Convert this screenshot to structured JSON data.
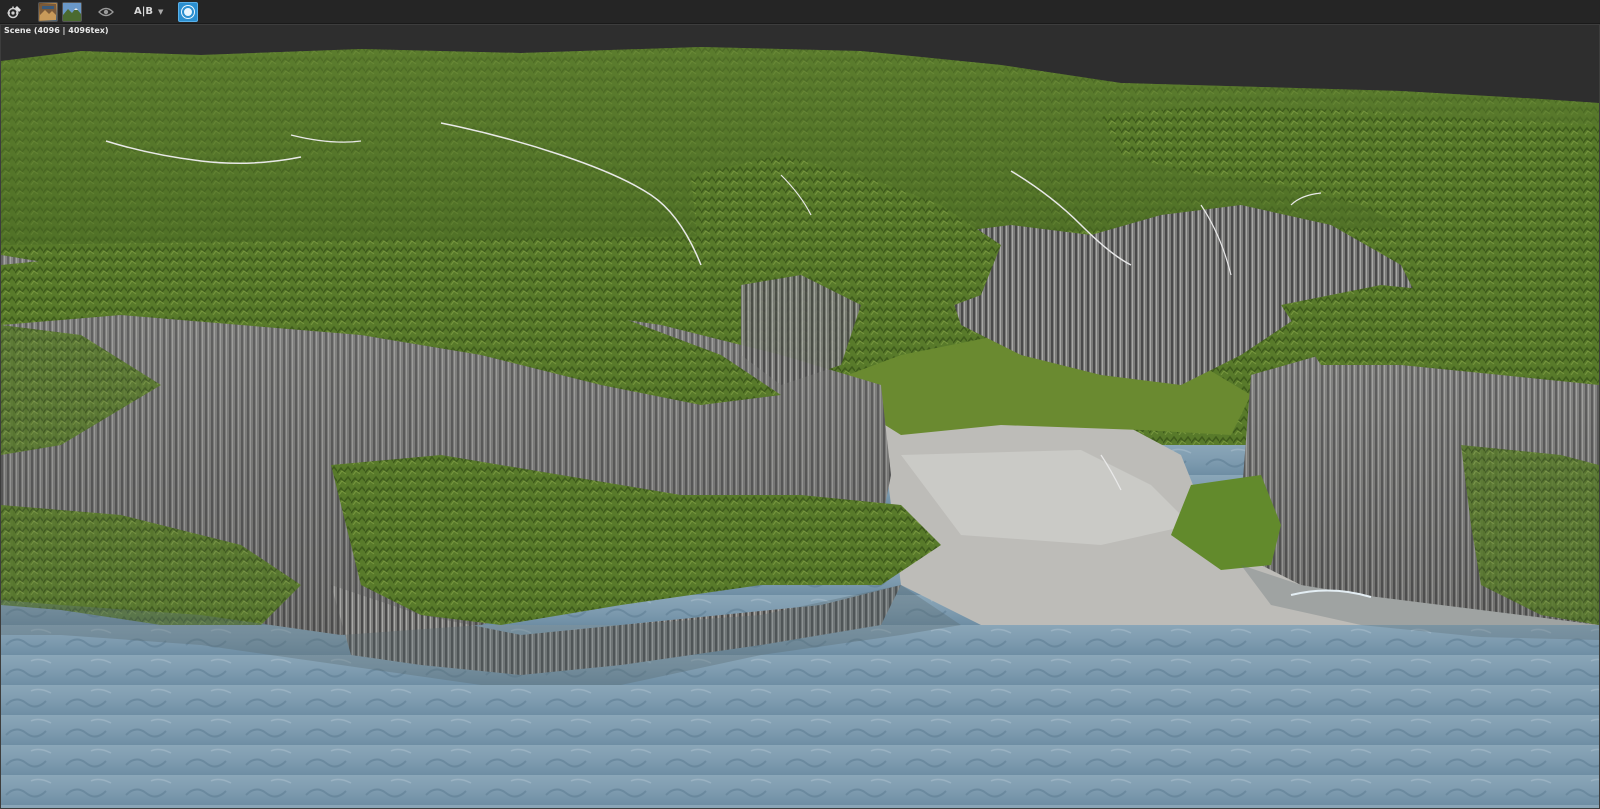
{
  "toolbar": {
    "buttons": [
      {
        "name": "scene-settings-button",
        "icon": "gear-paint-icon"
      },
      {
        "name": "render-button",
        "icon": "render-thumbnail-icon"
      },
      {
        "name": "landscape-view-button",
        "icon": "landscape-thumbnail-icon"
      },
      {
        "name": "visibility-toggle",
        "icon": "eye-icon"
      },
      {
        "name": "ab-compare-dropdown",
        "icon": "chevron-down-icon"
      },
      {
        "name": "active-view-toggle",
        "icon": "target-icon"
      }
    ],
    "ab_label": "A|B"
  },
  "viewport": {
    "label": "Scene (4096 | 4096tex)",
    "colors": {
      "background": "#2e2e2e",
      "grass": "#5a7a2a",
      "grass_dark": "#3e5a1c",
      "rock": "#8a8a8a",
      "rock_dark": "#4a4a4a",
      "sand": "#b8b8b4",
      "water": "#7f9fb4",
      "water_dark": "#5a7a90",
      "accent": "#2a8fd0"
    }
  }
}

WHAT TO DO —
From the records above, work out how many lines contain the string "thumbnail". Give only the number.

WORKED ANSWER —
2